Exercise description = Work out the number of lines with "historical" in them. Reply with that number and no other words.

[Extracted records]
**********

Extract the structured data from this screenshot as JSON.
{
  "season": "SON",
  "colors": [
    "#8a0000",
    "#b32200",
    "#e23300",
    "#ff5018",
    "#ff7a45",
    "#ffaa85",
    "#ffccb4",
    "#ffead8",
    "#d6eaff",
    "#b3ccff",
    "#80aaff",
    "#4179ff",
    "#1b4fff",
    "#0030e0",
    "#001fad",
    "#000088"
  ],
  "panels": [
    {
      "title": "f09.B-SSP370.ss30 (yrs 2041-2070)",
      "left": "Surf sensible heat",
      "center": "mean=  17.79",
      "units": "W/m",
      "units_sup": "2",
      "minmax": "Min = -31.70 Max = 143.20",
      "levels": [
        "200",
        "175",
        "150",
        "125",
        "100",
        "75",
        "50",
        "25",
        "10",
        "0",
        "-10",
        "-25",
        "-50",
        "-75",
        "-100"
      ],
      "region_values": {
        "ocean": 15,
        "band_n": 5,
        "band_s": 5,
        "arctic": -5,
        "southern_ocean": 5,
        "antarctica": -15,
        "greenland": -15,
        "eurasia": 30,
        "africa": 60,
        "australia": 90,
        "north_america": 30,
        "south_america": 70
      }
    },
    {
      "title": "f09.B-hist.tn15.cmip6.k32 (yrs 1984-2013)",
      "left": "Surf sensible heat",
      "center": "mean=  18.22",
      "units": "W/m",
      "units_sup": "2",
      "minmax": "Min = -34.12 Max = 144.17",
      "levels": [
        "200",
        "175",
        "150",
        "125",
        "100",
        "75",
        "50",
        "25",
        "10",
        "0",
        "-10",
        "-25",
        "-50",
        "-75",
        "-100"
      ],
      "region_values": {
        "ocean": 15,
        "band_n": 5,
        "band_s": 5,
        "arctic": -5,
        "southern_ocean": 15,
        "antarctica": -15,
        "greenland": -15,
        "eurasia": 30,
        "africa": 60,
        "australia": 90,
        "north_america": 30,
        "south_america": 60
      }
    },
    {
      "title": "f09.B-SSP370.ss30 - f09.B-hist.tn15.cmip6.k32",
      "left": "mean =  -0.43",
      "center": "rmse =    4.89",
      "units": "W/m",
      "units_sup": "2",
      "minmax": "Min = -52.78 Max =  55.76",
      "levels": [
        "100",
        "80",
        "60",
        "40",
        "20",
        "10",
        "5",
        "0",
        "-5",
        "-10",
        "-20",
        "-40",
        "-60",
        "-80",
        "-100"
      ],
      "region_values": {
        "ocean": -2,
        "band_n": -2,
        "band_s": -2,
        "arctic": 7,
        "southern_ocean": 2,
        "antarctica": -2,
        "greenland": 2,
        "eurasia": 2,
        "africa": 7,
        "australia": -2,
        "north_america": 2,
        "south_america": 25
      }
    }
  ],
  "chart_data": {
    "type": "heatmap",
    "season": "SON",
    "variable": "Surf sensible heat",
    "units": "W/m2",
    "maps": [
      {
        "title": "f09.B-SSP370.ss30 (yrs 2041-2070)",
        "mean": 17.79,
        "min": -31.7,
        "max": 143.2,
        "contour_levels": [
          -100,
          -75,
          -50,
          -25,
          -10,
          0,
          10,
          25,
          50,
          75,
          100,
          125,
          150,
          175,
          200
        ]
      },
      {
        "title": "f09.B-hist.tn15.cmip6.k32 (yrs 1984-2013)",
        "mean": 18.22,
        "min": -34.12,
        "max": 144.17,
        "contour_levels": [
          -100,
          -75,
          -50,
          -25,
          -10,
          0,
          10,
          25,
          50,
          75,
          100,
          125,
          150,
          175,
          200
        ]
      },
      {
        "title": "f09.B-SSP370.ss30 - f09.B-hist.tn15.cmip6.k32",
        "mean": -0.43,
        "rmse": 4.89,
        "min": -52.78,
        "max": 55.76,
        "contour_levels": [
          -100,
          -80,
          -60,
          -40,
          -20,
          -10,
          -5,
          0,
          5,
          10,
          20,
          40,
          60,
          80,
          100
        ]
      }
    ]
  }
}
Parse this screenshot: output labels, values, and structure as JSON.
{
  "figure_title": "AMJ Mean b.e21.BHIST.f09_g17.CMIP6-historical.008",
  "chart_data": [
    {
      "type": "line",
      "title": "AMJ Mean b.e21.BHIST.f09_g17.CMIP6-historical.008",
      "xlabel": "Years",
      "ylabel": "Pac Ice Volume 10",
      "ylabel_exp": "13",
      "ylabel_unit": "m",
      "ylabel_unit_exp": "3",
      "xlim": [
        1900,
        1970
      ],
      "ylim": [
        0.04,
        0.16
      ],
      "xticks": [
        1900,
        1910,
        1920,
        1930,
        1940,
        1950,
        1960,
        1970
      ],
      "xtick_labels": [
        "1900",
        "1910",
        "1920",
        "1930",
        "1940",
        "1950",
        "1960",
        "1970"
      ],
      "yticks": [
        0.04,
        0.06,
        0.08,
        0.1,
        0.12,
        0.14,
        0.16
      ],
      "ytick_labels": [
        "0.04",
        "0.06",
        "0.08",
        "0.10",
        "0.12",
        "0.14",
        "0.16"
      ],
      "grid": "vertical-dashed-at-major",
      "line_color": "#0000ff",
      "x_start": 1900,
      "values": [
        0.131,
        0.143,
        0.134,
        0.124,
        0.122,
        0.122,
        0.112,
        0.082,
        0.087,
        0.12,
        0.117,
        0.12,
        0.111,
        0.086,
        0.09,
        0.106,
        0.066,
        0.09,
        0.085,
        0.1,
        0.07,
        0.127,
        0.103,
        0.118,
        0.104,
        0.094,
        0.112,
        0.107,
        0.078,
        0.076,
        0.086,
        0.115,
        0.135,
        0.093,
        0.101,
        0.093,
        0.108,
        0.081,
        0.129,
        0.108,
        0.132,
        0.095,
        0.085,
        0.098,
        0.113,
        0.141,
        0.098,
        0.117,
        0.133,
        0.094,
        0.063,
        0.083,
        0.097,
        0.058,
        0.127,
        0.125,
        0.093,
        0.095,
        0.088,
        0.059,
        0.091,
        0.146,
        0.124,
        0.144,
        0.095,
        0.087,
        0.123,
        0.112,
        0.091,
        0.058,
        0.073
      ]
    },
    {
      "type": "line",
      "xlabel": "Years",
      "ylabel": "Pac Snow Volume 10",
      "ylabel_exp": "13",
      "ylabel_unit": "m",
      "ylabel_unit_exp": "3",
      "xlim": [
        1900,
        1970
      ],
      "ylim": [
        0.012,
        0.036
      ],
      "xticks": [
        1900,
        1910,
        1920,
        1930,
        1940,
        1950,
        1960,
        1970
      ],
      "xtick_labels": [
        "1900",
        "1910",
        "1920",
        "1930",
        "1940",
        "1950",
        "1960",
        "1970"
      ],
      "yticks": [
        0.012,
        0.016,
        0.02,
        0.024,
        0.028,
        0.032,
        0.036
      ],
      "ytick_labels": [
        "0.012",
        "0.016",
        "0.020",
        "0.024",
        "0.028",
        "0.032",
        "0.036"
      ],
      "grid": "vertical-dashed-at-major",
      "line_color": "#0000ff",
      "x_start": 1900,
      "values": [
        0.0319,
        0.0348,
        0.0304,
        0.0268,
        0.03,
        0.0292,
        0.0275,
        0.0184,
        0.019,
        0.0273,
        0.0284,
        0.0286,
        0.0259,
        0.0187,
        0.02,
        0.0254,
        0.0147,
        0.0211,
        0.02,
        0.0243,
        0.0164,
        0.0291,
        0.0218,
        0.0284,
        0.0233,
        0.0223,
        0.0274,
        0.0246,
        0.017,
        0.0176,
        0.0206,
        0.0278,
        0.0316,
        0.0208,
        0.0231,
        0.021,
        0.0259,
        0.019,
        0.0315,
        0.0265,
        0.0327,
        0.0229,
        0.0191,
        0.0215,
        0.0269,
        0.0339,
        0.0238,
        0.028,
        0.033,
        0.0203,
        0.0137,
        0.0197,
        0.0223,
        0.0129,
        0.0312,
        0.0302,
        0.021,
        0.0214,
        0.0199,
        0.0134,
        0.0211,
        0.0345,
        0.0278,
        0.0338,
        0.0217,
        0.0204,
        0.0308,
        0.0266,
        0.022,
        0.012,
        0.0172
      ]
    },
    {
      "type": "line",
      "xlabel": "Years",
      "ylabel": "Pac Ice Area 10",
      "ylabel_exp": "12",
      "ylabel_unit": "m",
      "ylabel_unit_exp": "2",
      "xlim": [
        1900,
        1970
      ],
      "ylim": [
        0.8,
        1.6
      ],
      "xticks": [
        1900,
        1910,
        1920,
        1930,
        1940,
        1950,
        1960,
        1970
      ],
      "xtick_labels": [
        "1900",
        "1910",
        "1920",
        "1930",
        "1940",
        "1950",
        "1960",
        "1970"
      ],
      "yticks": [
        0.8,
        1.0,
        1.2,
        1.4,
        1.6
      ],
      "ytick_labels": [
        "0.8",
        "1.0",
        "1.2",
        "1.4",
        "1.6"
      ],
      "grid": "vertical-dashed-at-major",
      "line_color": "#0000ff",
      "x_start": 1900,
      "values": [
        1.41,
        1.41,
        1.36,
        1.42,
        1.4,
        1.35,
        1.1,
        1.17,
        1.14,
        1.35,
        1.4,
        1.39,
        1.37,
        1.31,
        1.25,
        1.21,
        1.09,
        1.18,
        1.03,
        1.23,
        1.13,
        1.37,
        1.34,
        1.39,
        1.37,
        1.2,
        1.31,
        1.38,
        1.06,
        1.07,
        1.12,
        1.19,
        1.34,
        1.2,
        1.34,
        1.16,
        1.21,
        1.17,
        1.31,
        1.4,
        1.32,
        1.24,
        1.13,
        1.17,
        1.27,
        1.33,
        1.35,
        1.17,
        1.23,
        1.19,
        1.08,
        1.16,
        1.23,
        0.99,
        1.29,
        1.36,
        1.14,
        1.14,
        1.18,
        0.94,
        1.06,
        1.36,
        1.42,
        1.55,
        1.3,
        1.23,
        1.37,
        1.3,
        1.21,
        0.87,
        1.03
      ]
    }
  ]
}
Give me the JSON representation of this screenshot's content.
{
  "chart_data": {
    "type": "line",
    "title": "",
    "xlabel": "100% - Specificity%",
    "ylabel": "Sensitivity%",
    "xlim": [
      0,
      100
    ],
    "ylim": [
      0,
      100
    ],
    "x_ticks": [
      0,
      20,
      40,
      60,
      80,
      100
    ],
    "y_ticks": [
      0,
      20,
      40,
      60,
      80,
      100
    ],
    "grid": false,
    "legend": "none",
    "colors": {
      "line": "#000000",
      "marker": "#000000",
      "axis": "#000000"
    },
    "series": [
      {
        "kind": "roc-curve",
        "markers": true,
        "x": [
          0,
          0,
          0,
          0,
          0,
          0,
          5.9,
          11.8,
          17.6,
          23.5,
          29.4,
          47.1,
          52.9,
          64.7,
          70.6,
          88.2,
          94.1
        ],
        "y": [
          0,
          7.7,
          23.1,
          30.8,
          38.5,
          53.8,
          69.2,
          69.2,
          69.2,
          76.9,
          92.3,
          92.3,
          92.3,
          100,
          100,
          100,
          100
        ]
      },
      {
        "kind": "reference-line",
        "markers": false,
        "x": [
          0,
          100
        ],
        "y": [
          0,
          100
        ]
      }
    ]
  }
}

**********

Task solution = 2